Set task - Return the material exactly as supplied, apart from the pictures, which are omitted.
________________
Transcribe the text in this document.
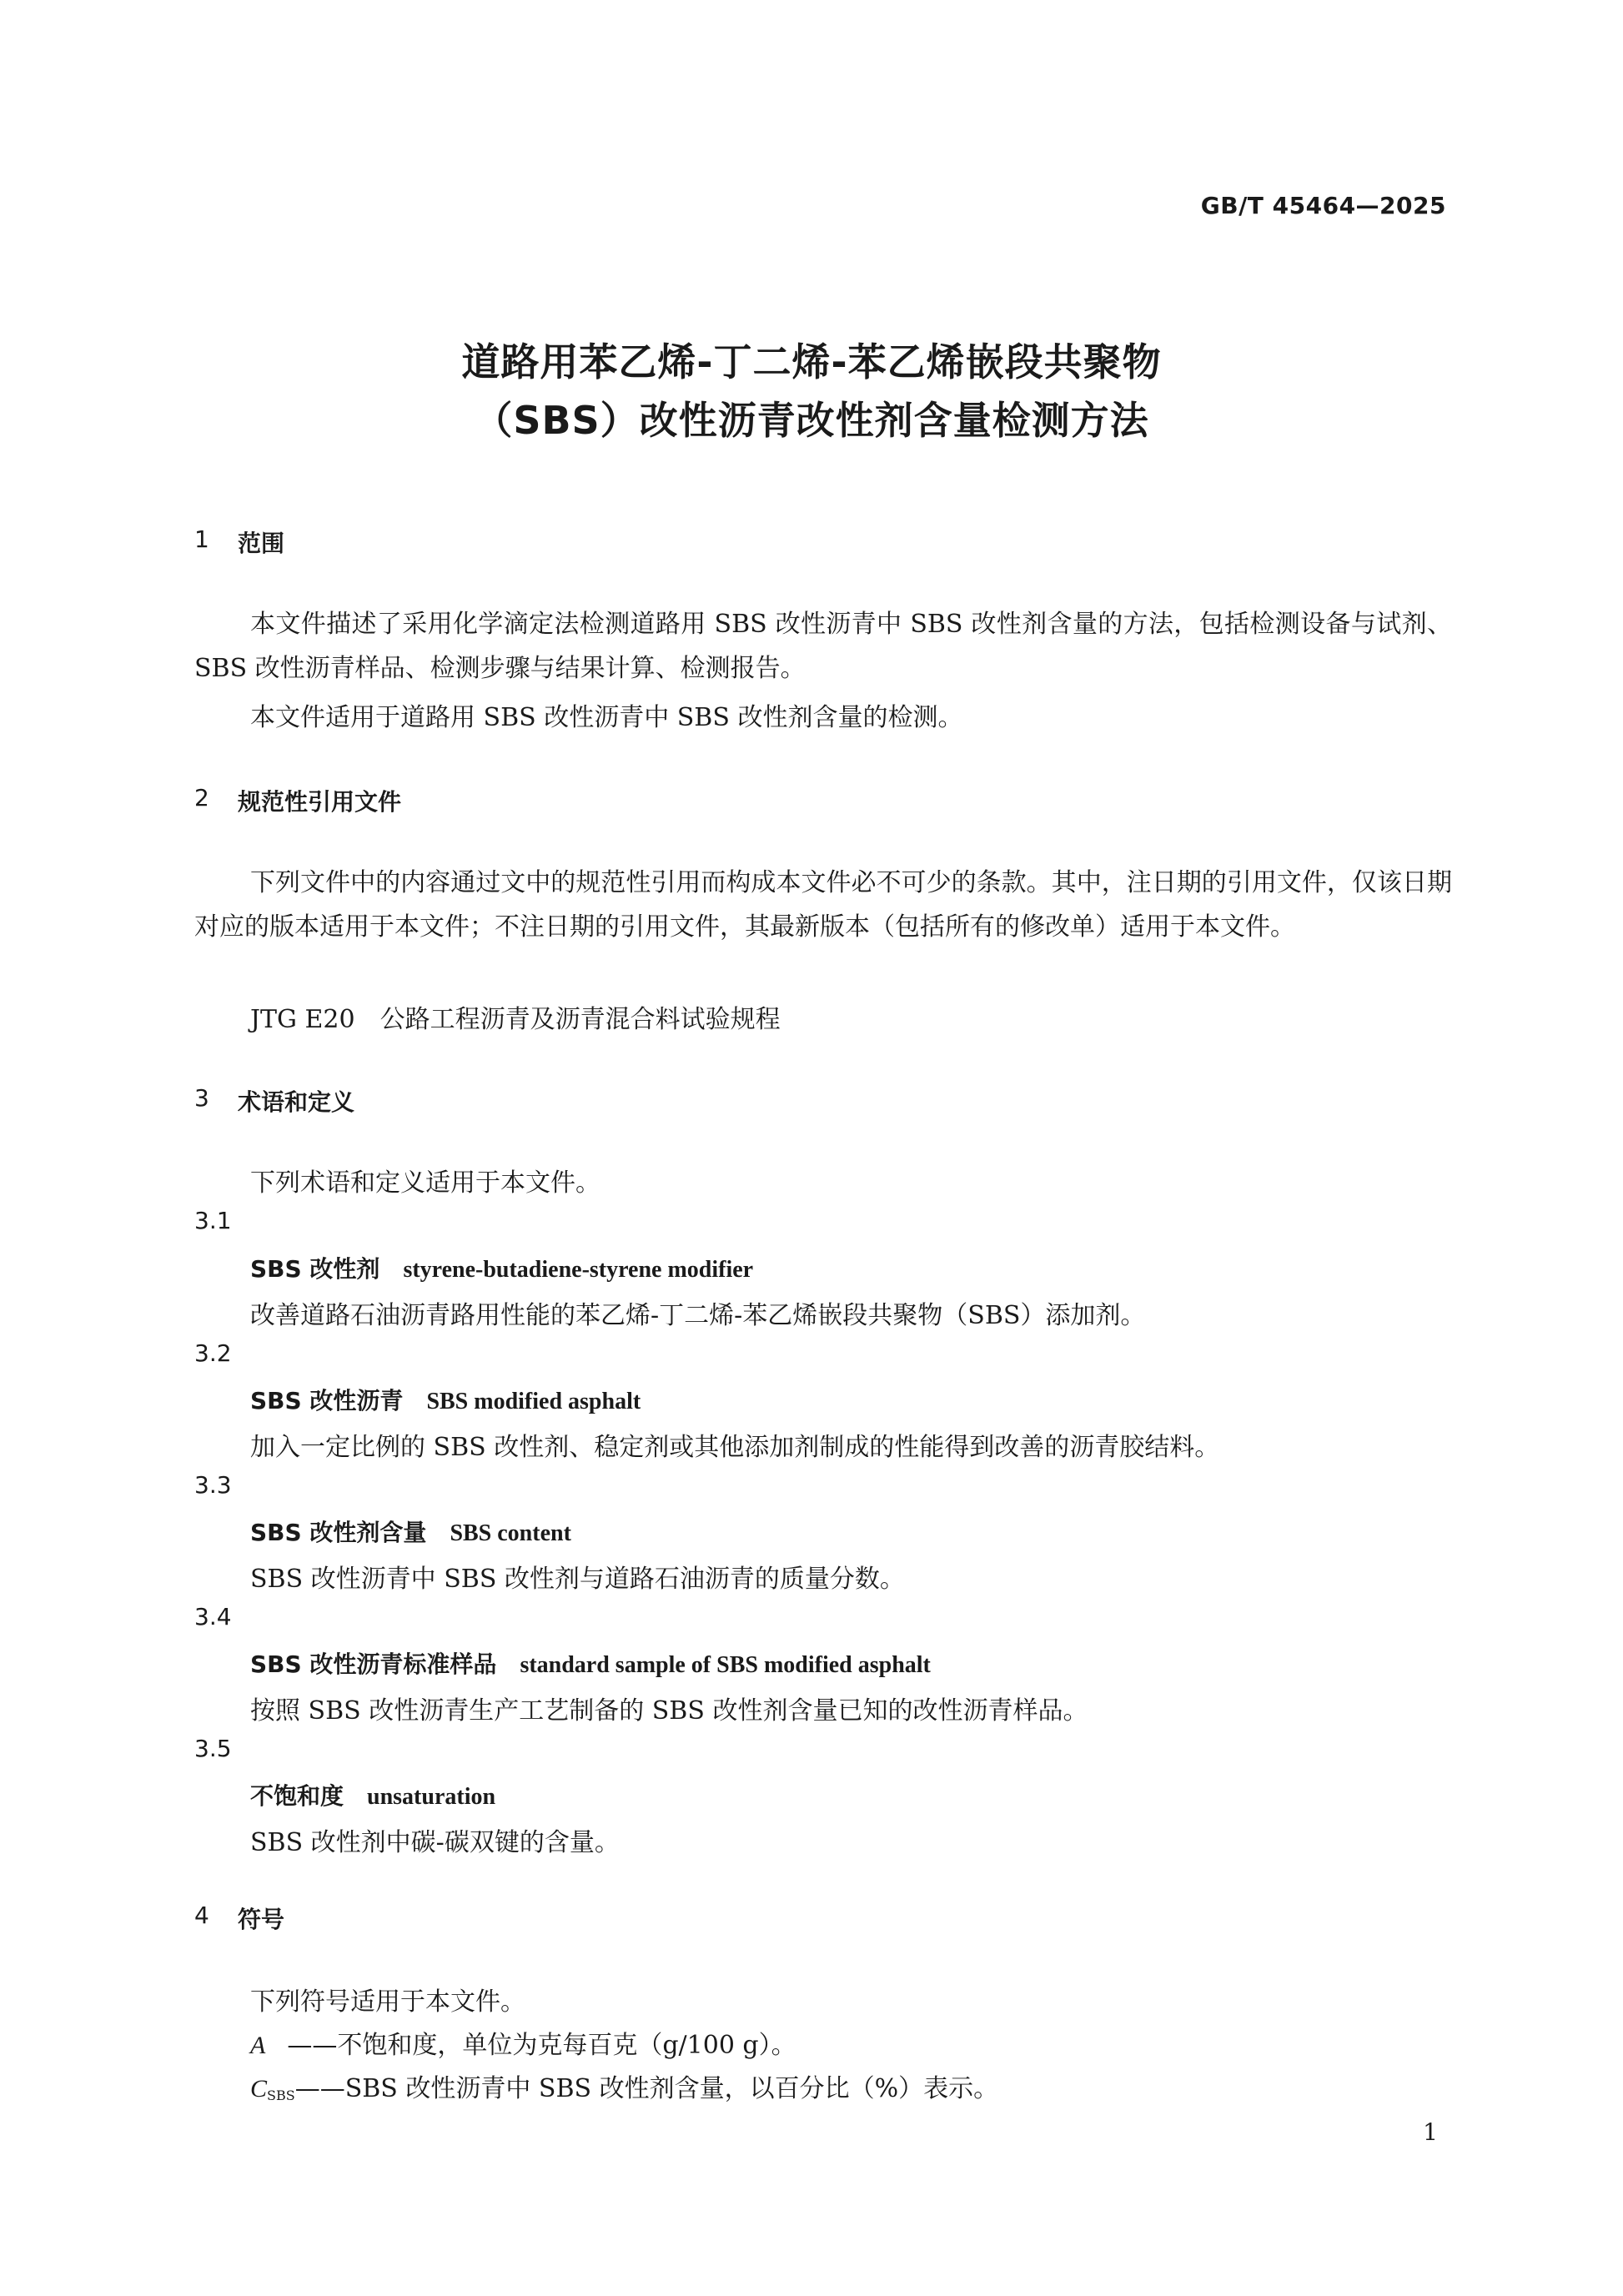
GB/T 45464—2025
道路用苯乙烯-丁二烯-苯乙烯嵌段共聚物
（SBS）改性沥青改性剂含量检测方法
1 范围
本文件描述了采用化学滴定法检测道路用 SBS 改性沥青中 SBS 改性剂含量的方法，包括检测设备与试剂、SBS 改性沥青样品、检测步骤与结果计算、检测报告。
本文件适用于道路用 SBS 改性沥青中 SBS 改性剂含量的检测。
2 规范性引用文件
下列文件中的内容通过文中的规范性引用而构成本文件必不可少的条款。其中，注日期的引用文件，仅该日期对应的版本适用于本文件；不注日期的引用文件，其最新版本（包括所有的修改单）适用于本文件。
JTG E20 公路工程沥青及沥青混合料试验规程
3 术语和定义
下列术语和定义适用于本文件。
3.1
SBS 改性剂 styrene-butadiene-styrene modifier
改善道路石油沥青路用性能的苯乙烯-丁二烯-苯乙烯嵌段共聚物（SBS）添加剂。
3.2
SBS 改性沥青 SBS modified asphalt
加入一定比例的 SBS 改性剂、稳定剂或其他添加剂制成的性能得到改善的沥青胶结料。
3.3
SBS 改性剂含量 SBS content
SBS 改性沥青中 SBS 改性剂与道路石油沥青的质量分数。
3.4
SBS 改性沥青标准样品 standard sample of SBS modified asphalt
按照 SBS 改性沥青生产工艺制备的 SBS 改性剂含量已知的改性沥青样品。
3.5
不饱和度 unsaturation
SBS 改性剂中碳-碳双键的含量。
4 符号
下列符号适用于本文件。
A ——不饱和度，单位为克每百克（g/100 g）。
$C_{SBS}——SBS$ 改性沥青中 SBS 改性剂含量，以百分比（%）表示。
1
________________
Solution to this problem -
Transcribe the text in this document.
GB/T 45464—2025
道路用苯乙烯-丁二烯-苯乙烯嵌段共聚物
（SBS）改性沥青改性剂含量检测方法
1 范围
本文件描述了采用化学滴定法检测道路用 SBS 改性沥青中 SBS 改性剂含量的方法，包括检测设备与试剂、SBS 改性沥青样品、检测步骤与结果计算、检测报告。
本文件适用于道路用 SBS 改性沥青中 SBS 改性剂含量的检测。
2 规范性引用文件
下列文件中的内容通过文中的规范性引用而构成本文件必不可少的条款。其中，注日期的引用文件，仅该日期对应的版本适用于本文件；不注日期的引用文件，其最新版本（包括所有的修改单）适用于本文件。
JTG E20 公路工程沥青及沥青混合料试验规程
3 术语和定义
下列术语和定义适用于本文件。
3.1
SBS 改性剂 styrene-butadiene-styrene modifier
改善道路石油沥青路用性能的苯乙烯-丁二烯-苯乙烯嵌段共聚物（SBS）添加剂。
3.2
SBS 改性沥青 SBS modified asphalt
加入一定比例的 SBS 改性剂、稳定剂或其他添加剂制成的性能得到改善的沥青胶结料。
3.3
SBS 改性剂含量 SBS content
SBS 改性沥青中 SBS 改性剂与道路石油沥青的质量分数。
3.4
SBS 改性沥青标准样品 standard sample of SBS modified asphalt
按照 SBS 改性沥青生产工艺制备的 SBS 改性剂含量已知的改性沥青样品。
3.5
不饱和度 unsaturation
SBS 改性剂中碳-碳双键的含量。
4 符号
下列符号适用于本文件。
A ——不饱和度，单位为克每百克（g/100 g）。
$C_{SBS}——SBS$ 改性沥青中 SBS 改性剂含量，以百分比（%）表示。
1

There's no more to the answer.